In the following material, identify every line holding the string "JSON" and return it.

........

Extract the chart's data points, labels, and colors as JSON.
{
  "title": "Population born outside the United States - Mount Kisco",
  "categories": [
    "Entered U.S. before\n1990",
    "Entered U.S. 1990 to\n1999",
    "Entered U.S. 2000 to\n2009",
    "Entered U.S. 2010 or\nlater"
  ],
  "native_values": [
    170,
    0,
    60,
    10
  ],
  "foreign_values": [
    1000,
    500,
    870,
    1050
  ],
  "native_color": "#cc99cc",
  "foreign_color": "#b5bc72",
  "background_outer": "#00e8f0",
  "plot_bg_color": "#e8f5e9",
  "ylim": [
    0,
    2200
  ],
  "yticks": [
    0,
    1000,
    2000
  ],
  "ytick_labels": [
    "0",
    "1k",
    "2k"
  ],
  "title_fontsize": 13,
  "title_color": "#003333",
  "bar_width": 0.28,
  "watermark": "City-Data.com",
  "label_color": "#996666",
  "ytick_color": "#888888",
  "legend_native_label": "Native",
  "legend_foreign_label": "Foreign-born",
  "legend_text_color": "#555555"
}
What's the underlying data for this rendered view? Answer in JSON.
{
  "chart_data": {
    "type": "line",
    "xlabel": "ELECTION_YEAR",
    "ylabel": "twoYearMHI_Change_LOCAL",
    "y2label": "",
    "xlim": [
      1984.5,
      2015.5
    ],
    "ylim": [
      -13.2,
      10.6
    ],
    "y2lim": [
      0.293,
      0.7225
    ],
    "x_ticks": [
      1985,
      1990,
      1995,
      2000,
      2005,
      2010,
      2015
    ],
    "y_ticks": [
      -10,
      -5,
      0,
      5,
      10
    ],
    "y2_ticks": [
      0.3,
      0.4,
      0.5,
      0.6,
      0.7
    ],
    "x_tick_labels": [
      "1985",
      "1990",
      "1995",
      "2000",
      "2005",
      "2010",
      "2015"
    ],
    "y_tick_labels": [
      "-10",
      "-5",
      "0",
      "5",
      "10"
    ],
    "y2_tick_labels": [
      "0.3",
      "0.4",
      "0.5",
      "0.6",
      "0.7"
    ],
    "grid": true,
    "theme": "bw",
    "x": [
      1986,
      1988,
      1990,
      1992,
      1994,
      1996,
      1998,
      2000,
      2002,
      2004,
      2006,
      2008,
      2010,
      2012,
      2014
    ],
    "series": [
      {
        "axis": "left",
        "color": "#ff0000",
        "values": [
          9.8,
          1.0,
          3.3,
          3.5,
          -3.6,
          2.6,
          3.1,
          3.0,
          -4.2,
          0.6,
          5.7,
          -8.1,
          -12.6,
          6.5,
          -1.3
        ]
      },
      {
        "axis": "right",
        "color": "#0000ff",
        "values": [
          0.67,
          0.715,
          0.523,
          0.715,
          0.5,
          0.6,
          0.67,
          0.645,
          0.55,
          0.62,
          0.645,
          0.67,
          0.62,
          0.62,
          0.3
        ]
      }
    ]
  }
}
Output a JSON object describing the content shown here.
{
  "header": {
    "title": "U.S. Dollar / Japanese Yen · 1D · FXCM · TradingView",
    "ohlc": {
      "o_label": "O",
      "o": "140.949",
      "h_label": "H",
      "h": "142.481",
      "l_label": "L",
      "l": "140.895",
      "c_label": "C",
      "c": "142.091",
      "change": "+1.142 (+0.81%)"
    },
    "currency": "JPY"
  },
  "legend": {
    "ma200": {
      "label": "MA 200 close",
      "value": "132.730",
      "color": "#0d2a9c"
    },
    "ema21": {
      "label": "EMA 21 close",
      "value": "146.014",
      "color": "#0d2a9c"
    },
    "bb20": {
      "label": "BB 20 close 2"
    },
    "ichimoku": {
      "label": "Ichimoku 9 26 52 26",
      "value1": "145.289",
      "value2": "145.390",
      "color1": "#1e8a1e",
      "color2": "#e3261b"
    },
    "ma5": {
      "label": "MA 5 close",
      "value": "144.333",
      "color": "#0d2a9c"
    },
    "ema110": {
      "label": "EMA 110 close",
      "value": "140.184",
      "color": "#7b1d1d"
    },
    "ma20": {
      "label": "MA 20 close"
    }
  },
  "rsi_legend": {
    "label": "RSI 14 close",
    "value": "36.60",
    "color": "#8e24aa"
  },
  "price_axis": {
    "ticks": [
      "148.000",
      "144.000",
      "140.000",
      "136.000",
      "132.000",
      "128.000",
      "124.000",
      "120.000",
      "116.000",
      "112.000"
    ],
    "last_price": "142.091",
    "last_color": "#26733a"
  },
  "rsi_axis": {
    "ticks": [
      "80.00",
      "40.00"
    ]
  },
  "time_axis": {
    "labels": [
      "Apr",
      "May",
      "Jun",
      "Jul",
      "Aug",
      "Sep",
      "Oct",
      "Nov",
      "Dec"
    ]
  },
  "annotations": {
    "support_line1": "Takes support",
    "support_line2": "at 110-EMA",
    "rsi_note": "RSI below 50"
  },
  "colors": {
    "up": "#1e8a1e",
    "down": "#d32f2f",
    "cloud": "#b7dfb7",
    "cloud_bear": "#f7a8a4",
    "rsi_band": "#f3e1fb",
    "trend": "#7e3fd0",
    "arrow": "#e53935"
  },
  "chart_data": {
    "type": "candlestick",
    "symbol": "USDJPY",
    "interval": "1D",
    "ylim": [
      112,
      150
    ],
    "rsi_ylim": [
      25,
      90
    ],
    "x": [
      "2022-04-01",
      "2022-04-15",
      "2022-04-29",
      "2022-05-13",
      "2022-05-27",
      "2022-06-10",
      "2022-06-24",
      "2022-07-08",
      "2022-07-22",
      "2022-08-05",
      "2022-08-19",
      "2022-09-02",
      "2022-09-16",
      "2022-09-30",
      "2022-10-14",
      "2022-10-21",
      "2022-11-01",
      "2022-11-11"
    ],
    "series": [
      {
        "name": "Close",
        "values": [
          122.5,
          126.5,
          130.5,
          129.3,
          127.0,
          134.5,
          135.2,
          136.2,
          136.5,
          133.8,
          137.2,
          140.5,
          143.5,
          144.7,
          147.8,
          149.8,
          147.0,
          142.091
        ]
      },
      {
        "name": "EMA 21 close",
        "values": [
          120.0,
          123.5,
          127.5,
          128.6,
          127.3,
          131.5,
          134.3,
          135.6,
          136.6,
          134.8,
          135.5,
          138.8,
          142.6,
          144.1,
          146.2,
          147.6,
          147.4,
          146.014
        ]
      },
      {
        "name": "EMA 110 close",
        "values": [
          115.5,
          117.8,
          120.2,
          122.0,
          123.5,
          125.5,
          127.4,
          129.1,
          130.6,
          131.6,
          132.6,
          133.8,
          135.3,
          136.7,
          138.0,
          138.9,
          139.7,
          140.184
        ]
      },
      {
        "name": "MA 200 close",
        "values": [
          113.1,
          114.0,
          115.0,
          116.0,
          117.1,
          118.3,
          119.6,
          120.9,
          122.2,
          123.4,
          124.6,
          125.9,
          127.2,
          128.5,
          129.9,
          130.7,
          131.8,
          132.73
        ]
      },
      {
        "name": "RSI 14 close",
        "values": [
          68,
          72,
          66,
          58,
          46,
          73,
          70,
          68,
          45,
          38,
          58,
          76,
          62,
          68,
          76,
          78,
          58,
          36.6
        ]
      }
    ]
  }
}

........

**Final answer**
Extract the chart's data points, labels, and colors as JSON.
What's the underlying data for this rendered view? Answer in JSON.
Output a JSON object describing the content shown here.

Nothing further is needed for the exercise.